Task goal
Could you transcribe the material below exactly, without leaving out a single line?

Exercise inputs
§

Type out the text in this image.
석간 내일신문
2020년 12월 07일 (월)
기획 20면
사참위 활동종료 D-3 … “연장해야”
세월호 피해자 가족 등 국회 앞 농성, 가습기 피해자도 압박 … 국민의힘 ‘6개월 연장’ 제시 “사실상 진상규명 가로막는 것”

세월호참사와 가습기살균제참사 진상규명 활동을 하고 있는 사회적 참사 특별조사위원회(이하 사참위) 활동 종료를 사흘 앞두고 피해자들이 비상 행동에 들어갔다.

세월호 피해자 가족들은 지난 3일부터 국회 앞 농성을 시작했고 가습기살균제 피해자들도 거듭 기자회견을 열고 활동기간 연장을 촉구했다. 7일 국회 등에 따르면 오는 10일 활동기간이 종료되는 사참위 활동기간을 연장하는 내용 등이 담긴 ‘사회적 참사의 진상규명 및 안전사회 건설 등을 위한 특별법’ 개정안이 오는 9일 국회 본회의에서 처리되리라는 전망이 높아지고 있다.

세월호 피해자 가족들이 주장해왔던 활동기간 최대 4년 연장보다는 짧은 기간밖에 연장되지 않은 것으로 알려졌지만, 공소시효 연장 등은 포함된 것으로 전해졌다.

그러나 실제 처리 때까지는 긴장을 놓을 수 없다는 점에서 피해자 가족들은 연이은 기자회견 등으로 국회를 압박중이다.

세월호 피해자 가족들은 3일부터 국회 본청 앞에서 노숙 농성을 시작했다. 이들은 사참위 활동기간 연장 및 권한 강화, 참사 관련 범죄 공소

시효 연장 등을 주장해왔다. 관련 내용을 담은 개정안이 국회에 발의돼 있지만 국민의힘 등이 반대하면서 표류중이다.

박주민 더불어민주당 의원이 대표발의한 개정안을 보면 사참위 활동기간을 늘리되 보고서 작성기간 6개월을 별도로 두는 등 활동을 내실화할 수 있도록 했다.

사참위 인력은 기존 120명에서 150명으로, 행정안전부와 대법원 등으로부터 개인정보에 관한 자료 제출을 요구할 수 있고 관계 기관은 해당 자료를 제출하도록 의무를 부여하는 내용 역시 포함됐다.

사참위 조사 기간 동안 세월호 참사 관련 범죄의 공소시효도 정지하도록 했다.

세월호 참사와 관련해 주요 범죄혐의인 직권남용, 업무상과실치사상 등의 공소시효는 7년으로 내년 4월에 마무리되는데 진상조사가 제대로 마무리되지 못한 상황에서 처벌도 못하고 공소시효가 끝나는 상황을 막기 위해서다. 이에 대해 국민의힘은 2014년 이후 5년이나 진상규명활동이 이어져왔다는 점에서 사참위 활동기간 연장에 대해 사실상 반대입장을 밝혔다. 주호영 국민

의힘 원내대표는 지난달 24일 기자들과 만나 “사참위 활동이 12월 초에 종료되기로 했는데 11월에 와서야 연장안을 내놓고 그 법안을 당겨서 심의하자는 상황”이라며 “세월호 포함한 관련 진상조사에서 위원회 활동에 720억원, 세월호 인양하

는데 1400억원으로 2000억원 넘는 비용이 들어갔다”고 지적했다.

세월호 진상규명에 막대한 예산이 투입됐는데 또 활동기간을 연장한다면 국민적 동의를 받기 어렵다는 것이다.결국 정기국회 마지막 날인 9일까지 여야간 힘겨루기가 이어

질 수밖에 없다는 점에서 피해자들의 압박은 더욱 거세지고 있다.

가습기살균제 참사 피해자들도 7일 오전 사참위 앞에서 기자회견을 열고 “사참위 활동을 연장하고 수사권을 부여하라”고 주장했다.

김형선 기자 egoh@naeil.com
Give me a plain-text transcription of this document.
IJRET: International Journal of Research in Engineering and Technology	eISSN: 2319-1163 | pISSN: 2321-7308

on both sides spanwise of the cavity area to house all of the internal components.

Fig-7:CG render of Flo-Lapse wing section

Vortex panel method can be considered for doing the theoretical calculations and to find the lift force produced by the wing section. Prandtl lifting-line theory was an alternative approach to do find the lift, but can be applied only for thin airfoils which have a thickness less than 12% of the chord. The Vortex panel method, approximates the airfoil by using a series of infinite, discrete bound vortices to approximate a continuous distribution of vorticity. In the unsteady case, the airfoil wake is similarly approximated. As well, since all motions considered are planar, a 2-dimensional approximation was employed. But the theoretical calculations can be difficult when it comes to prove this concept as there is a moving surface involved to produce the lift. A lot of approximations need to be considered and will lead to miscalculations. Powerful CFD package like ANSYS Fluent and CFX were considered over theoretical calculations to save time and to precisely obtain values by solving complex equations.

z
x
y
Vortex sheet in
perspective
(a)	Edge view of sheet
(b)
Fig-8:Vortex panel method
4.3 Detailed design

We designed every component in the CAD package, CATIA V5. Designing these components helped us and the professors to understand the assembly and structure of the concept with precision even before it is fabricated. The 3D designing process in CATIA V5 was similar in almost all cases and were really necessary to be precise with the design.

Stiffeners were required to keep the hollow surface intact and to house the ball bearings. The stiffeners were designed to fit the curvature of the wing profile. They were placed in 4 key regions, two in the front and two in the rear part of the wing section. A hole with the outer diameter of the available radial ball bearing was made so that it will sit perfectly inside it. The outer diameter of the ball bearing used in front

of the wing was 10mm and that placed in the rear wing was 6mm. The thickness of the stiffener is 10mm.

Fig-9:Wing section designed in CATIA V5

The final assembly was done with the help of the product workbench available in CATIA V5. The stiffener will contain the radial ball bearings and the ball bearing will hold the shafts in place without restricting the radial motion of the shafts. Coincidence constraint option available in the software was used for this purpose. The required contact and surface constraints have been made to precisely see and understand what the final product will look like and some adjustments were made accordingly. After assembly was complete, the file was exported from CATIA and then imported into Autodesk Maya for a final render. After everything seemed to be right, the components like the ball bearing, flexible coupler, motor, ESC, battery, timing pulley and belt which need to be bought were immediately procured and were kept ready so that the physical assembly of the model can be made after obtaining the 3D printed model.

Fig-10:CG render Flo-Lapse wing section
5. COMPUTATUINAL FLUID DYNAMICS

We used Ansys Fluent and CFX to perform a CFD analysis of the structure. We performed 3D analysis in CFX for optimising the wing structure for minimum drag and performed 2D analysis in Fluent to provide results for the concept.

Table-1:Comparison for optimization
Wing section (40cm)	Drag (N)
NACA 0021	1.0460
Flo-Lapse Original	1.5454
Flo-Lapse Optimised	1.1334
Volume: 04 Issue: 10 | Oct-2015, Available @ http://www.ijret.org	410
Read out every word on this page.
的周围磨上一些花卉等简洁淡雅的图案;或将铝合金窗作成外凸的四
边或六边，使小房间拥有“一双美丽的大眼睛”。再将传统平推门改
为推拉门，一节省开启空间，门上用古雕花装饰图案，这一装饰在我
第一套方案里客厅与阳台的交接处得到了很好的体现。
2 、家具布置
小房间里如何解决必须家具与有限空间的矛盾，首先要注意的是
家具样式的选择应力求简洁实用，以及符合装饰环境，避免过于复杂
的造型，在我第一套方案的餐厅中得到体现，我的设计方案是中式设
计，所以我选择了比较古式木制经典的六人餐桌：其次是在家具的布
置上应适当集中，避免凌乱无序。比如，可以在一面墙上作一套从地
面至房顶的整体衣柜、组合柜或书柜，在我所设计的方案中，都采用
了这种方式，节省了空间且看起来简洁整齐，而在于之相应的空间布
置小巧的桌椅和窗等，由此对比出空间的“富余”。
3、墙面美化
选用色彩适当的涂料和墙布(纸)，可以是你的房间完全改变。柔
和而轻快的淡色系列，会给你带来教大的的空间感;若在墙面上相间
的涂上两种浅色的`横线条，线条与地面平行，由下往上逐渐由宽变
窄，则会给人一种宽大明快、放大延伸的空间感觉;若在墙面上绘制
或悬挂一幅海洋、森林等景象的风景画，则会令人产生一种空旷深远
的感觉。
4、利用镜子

§

Exercise answer
Type out the text in this image.
석간 내일신문
2020년 12월 07일 (월)
기획 20면
사참위 활동종료 D-3 … “연장해야”
세월호 피해자 가족 등 국회 앞 농성, 가습기 피해자도 압박 … 국민의힘 ‘6개월 연장’ 제시 “사실상 진상규명 가로막는 것”

세월호참사와 가습기살균제참사 진상규명 활동을 하고 있는 사회적 참사 특별조사위원회(이하 사참위) 활동 종료를 사흘 앞두고 피해자들이 비상 행동에 들어갔다.

세월호 피해자 가족들은 지난 3일부터 국회 앞 농성을 시작했고 가습기살균제 피해자들도 거듭 기자회견을 열고 활동기간 연장을 촉구했다. 7일 국회 등에 따르면 오는 10일 활동기간이 종료되는 사참위 활동기간을 연장하는 내용 등이 담긴 ‘사회적 참사의 진상규명 및 안전사회 건설 등을 위한 특별법’ 개정안이 오는 9일 국회 본회의에서 처리되리라는 전망이 높아지고 있다.

세월호 피해자 가족들이 주장해왔던 활동기간 최대 4년 연장보다는 짧은 기간밖에 연장되지 않은 것으로 알려졌지만, 공소시효 연장 등은 포함된 것으로 전해졌다.

그러나 실제 처리 때까지는 긴장을 놓을 수 없다는 점에서 피해자 가족들은 연이은 기자회견 등으로 국회를 압박중이다.

세월호 피해자 가족들은 3일부터 국회 본청 앞에서 노숙 농성을 시작했다. 이들은 사참위 활동기간 연장 및 권한 강화, 참사 관련 범죄 공소

시효 연장 등을 주장해왔다. 관련 내용을 담은 개정안이 국회에 발의돼 있지만 국민의힘 등이 반대하면서 표류중이다.

박주민 더불어민주당 의원이 대표발의한 개정안을 보면 사참위 활동기간을 늘리되 보고서 작성기간 6개월을 별도로 두는 등 활동을 내실화할 수 있도록 했다.

사참위 인력은 기존 120명에서 150명으로, 행정안전부와 대법원 등으로부터 개인정보에 관한 자료 제출을 요구할 수 있고 관계 기관은 해당 자료를 제출하도록 의무를 부여하는 내용 역시 포함됐다.

사참위 조사 기간 동안 세월호 참사 관련 범죄의 공소시효도 정지하도록 했다.

세월호 참사와 관련해 주요 범죄혐의인 직권남용, 업무상과실치사상 등의 공소시효는 7년으로 내년 4월에 마무리되는데 진상조사가 제대로 마무리되지 못한 상황에서 처벌도 못하고 공소시효가 끝나는 상황을 막기 위해서다. 이에 대해 국민의힘은 2014년 이후 5년이나 진상규명활동이 이어져왔다는 점에서 사참위 활동기간 연장에 대해 사실상 반대입장을 밝혔다. 주호영 국민

의힘 원내대표는 지난달 24일 기자들과 만나 “사참위 활동이 12월 초에 종료되기로 했는데 11월에 와서야 연장안을 내놓고 그 법안을 당겨서 심의하자는 상황”이라며 “세월호 포함한 관련 진상조사에서 위원회 활동에 720억원, 세월호 인양하

는데 1400억원으로 2000억원 넘는 비용이 들어갔다”고 지적했다.

세월호 진상규명에 막대한 예산이 투입됐는데 또 활동기간을 연장한다면 국민적 동의를 받기 어렵다는 것이다.결국 정기국회 마지막 날인 9일까지 여야간 힘겨루기가 이어

질 수밖에 없다는 점에서 피해자들의 압박은 더욱 거세지고 있다.

가습기살균제 참사 피해자들도 7일 오전 사참위 앞에서 기자회견을 열고 “사참위 활동을 연장하고 수사권을 부여하라”고 주장했다.

김형선 기자 egoh@naeil.com
Give me a plain-text transcription of this document.
IJRET: International Journal of Research in Engineering and Technology	eISSN: 2319-1163 | pISSN: 2321-7308

on both sides spanwise of the cavity area to house all of the internal components.

Fig-7:CG render of Flo-Lapse wing section

Vortex panel method can be considered for doing the theoretical calculations and to find the lift force produced by the wing section. Prandtl lifting-line theory was an alternative approach to do find the lift, but can be applied only for thin airfoils which have a thickness less than 12% of the chord. The Vortex panel method, approximates the airfoil by using a series of infinite, discrete bound vortices to approximate a continuous distribution of vorticity. In the unsteady case, the airfoil wake is similarly approximated. As well, since all motions considered are planar, a 2-dimensional approximation was employed. But the theoretical calculations can be difficult when it comes to prove this concept as there is a moving surface involved to produce the lift. A lot of approximations need to be considered and will lead to miscalculations. Powerful CFD package like ANSYS Fluent and CFX were considered over theoretical calculations to save time and to precisely obtain values by solving complex equations.

z
x
y
Vortex sheet in
perspective
(a)	Edge view of sheet
(b)
Fig-8:Vortex panel method
4.3 Detailed design

We designed every component in the CAD package, CATIA V5. Designing these components helped us and the professors to understand the assembly and structure of the concept with precision even before it is fabricated. The 3D designing process in CATIA V5 was similar in almost all cases and were really necessary to be precise with the design.

Stiffeners were required to keep the hollow surface intact and to house the ball bearings. The stiffeners were designed to fit the curvature of the wing profile. They were placed in 4 key regions, two in the front and two in the rear part of the wing section. A hole with the outer diameter of the available radial ball bearing was made so that it will sit perfectly inside it. The outer diameter of the ball bearing used in front

of the wing was 10mm and that placed in the rear wing was 6mm. The thickness of the stiffener is 10mm.

Fig-9:Wing section designed in CATIA V5

The final assembly was done with the help of the product workbench available in CATIA V5. The stiffener will contain the radial ball bearings and the ball bearing will hold the shafts in place without restricting the radial motion of the shafts. Coincidence constraint option available in the software was used for this purpose. The required contact and surface constraints have been made to precisely see and understand what the final product will look like and some adjustments were made accordingly. After assembly was complete, the file was exported from CATIA and then imported into Autodesk Maya for a final render. After everything seemed to be right, the components like the ball bearing, flexible coupler, motor, ESC, battery, timing pulley and belt which need to be bought were immediately procured and were kept ready so that the physical assembly of the model can be made after obtaining the 3D printed model.

Fig-10:CG render Flo-Lapse wing section
5. COMPUTATUINAL FLUID DYNAMICS

We used Ansys Fluent and CFX to perform a CFD analysis of the structure. We performed 3D analysis in CFX for optimising the wing structure for minimum drag and performed 2D analysis in Fluent to provide results for the concept.

Table-1:Comparison for optimization
Wing section (40cm)	Drag (N)
NACA 0021	1.0460
Flo-Lapse Original	1.5454
Flo-Lapse Optimised	1.1334
Volume: 04 Issue: 10 | Oct-2015, Available @ http://www.ijret.org	410
Read out every word on this page.
的周围磨上一些花卉等简洁淡雅的图案;或将铝合金窗作成外凸的四
边或六边，使小房间拥有“一双美丽的大眼睛”。再将传统平推门改
为推拉门，一节省开启空间，门上用古雕花装饰图案，这一装饰在我
第一套方案里客厅与阳台的交接处得到了很好的体现。
2 、家具布置
小房间里如何解决必须家具与有限空间的矛盾，首先要注意的是
家具样式的选择应力求简洁实用，以及符合装饰环境，避免过于复杂
的造型，在我第一套方案的餐厅中得到体现，我的设计方案是中式设
计，所以我选择了比较古式木制经典的六人餐桌：其次是在家具的布
置上应适当集中，避免凌乱无序。比如，可以在一面墙上作一套从地
面至房顶的整体衣柜、组合柜或书柜，在我所设计的方案中，都采用
了这种方式，节省了空间且看起来简洁整齐，而在于之相应的空间布
置小巧的桌椅和窗等，由此对比出空间的“富余”。
3、墙面美化
选用色彩适当的涂料和墙布(纸)，可以是你的房间完全改变。柔
和而轻快的淡色系列，会给你带来教大的的空间感;若在墙面上相间
的涂上两种浅色的`横线条，线条与地面平行，由下往上逐渐由宽变
窄，则会给人一种宽大明快、放大延伸的空间感觉;若在墙面上绘制
或悬挂一幅海洋、森林等景象的风景画，则会令人产生一种空旷深远
的感觉。
4、利用镜子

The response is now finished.